A block of data:

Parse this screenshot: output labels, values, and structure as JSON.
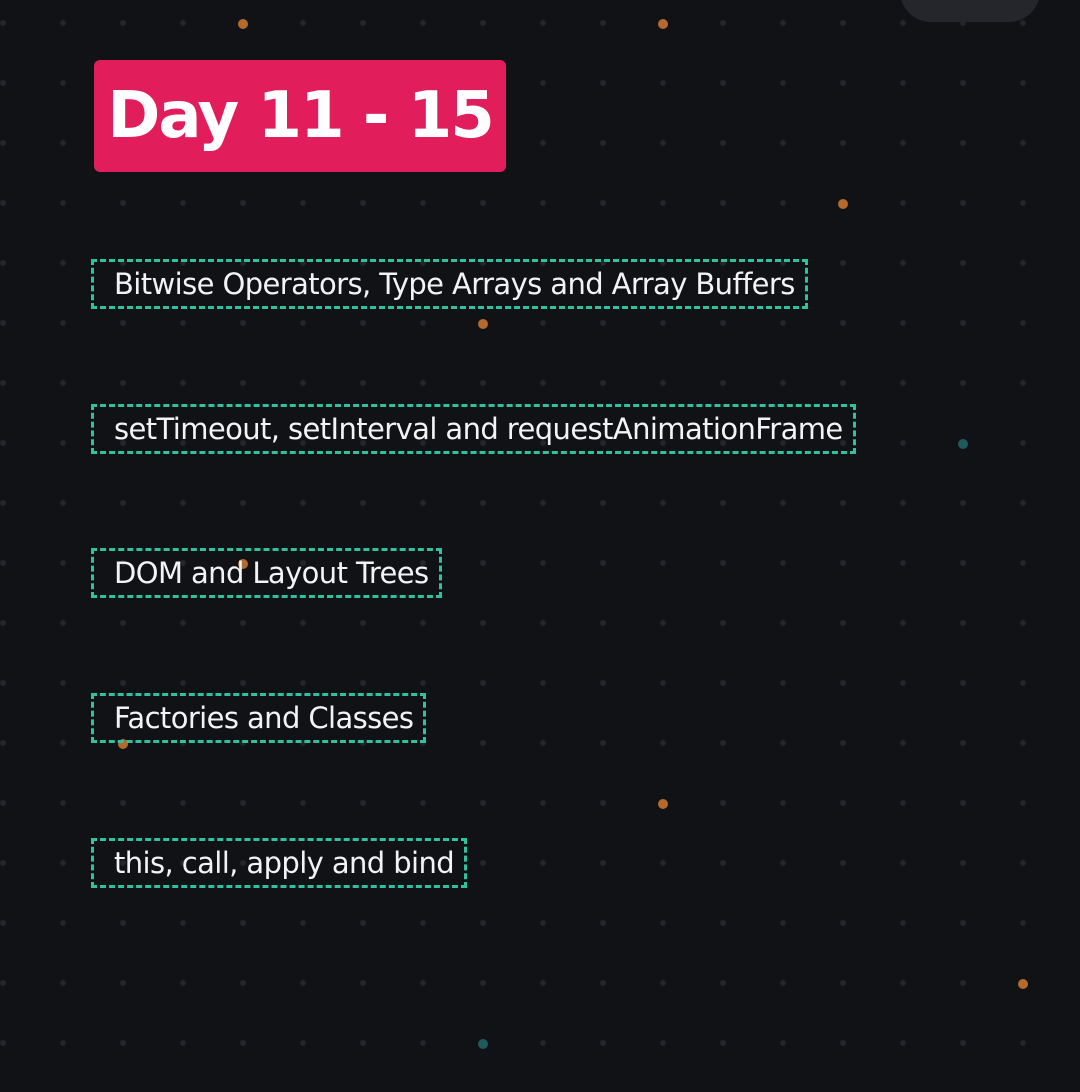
{
  "title": "Day 11 - 15",
  "colors": {
    "background": "#111216",
    "title_badge": "#e11d5c",
    "dashed_border": "#2fc2a0",
    "dot_orange": "#b46a2c",
    "dot_teal": "#1e5a5a"
  },
  "topics": [
    "Bitwise Operators, Type Arrays and Array Buffers",
    "setTimeout, setInterval and requestAnimationFrame",
    "DOM and Layout Trees",
    "Factories and Classes",
    "this, call, apply and bind"
  ]
}
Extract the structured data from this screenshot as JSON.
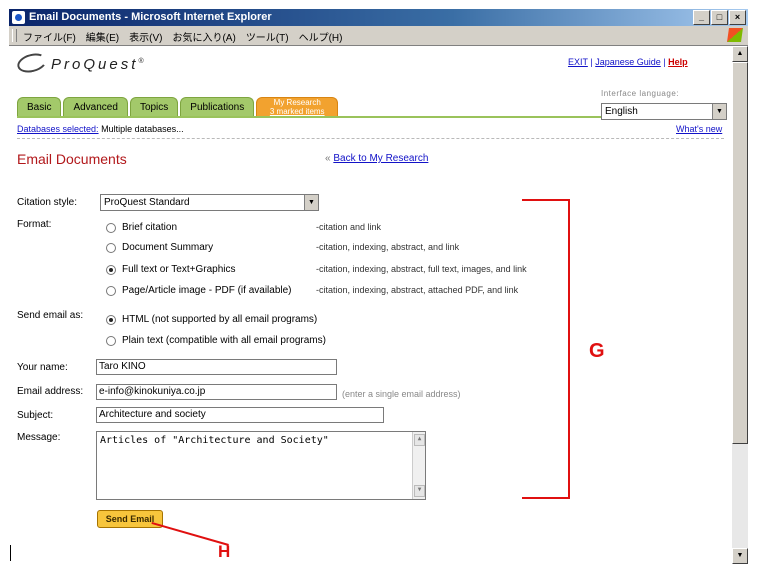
{
  "window": {
    "title": "Email Documents - Microsoft Internet Explorer",
    "buttons": [
      "_",
      "□",
      "×"
    ]
  },
  "menubar": {
    "items": [
      "ファイル(F)",
      "編集(E)",
      "表示(V)",
      "お気に入り(A)",
      "ツール(T)",
      "ヘルプ(H)"
    ]
  },
  "header": {
    "logo_text": "ProQuest",
    "exit_link": "EXIT",
    "separator": "|",
    "japanese_link": "Japanese Guide",
    "help_link": "Help"
  },
  "tabs": [
    {
      "label": "Basic"
    },
    {
      "label": "Advanced"
    },
    {
      "label": "Topics"
    },
    {
      "label": "Publications"
    }
  ],
  "my_research_tab": {
    "line1": "My Research",
    "line2": "3 marked items"
  },
  "interface_language": {
    "label": "Interface language:",
    "value": "English"
  },
  "databases": {
    "link": "Databases selected:",
    "value": "Multiple databases..."
  },
  "whats_new": "What's new",
  "page_title": "Email Documents",
  "back_link": {
    "prefix": "«",
    "label": "Back to My Research"
  },
  "form": {
    "citation_style": {
      "label": "Citation style:",
      "value": "ProQuest Standard"
    },
    "format": {
      "label": "Format:",
      "options": [
        {
          "label": "Brief citation",
          "desc": "-citation and link",
          "selected": false
        },
        {
          "label": "Document Summary",
          "desc": "-citation, indexing, abstract, and link",
          "selected": false
        },
        {
          "label": "Full text or Text+Graphics",
          "desc": "-citation, indexing, abstract, full text, images, and link",
          "selected": true
        },
        {
          "label": "Page/Article image - PDF (if available)",
          "desc": "-citation, indexing, abstract, attached PDF, and link",
          "selected": false
        }
      ]
    },
    "send_as": {
      "label": "Send email as:",
      "options": [
        {
          "label": "HTML (not supported by all email programs)",
          "selected": true
        },
        {
          "label": "Plain text (compatible with all email programs)",
          "selected": false
        }
      ]
    },
    "your_name": {
      "label": "Your name:",
      "value": "Taro KINO"
    },
    "email": {
      "label": "Email address:",
      "value": "e-info@kinokuniya.co.jp",
      "hint": "(enter a single email address)"
    },
    "subject": {
      "label": "Subject:",
      "value": "Architecture and society"
    },
    "message": {
      "label": "Message:",
      "value": "Articles of \"Architecture and Society\""
    },
    "send_button": "Send Email"
  },
  "annotations": {
    "g": "G",
    "h": "H"
  },
  "colors": {
    "accent_red": "#e01010",
    "heading_red": "#b2181b",
    "tab_green": "#a3c96a",
    "tab_orange": "#f2a22f",
    "link_blue": "#1212c8"
  }
}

# PROBLEM DESCRIPTION:
Reproduce the material in its entirety and word for word, without the pictures.

# TASK SOLUTION:
Parse this screenshot: output labels, values, and structure as JSON.
{
  "title": "Day 11 - 15",
  "colors": {
    "background": "#111216",
    "title_badge": "#e11d5c",
    "dashed_border": "#2fc2a0",
    "dot_orange": "#b46a2c",
    "dot_teal": "#1e5a5a"
  },
  "topics": [
    "Bitwise Operators, Type Arrays and Array Buffers",
    "setTimeout, setInterval and requestAnimationFrame",
    "DOM and Layout Trees",
    "Factories and Classes",
    "this, call, apply and bind"
  ]
}
Extract the structured data from this screenshot as JSON.
{
  "window": {
    "title": "Email Documents - Microsoft Internet Explorer",
    "buttons": [
      "_",
      "□",
      "×"
    ]
  },
  "menubar": {
    "items": [
      "ファイル(F)",
      "編集(E)",
      "表示(V)",
      "お気に入り(A)",
      "ツール(T)",
      "ヘルプ(H)"
    ]
  },
  "header": {
    "logo_text": "ProQuest",
    "exit_link": "EXIT",
    "separator": "|",
    "japanese_link": "Japanese Guide",
    "help_link": "Help"
  },
  "tabs": [
    {
      "label": "Basic"
    },
    {
      "label": "Advanced"
    },
    {
      "label": "Topics"
    },
    {
      "label": "Publications"
    }
  ],
  "my_research_tab": {
    "line1": "My Research",
    "line2": "3 marked items"
  },
  "interface_language": {
    "label": "Interface language:",
    "value": "English"
  },
  "databases": {
    "link": "Databases selected:",
    "value": "Multiple databases..."
  },
  "whats_new": "What's new",
  "page_title": "Email Documents",
  "back_link": {
    "prefix": "«",
    "label": "Back to My Research"
  },
  "form": {
    "citation_style": {
      "label": "Citation style:",
      "value": "ProQuest Standard"
    },
    "format": {
      "label": "Format:",
      "options": [
        {
          "label": "Brief citation",
          "desc": "-citation and link",
          "selected": false
        },
        {
          "label": "Document Summary",
          "desc": "-citation, indexing, abstract, and link",
          "selected": false
        },
        {
          "label": "Full text or Text+Graphics",
          "desc": "-citation, indexing, abstract, full text, images, and link",
          "selected": true
        },
        {
          "label": "Page/Article image - PDF (if available)",
          "desc": "-citation, indexing, abstract, attached PDF, and link",
          "selected": false
        }
      ]
    },
    "send_as": {
      "label": "Send email as:",
      "options": [
        {
          "label": "HTML (not supported by all email programs)",
          "selected": true
        },
        {
          "label": "Plain text (compatible with all email programs)",
          "selected": false
        }
      ]
    },
    "your_name": {
      "label": "Your name:",
      "value": "Taro KINO"
    },
    "email": {
      "label": "Email address:",
      "value": "e-info@kinokuniya.co.jp",
      "hint": "(enter a single email address)"
    },
    "subject": {
      "label": "Subject:",
      "value": "Architecture and society"
    },
    "message": {
      "label": "Message:",
      "value": "Articles of \"Architecture and Society\""
    },
    "send_button": "Send Email"
  },
  "annotations": {
    "g": "G",
    "h": "H"
  },
  "colors": {
    "accent_red": "#e01010",
    "heading_red": "#b2181b",
    "tab_green": "#a3c96a",
    "tab_orange": "#f2a22f",
    "link_blue": "#1212c8"
  }
}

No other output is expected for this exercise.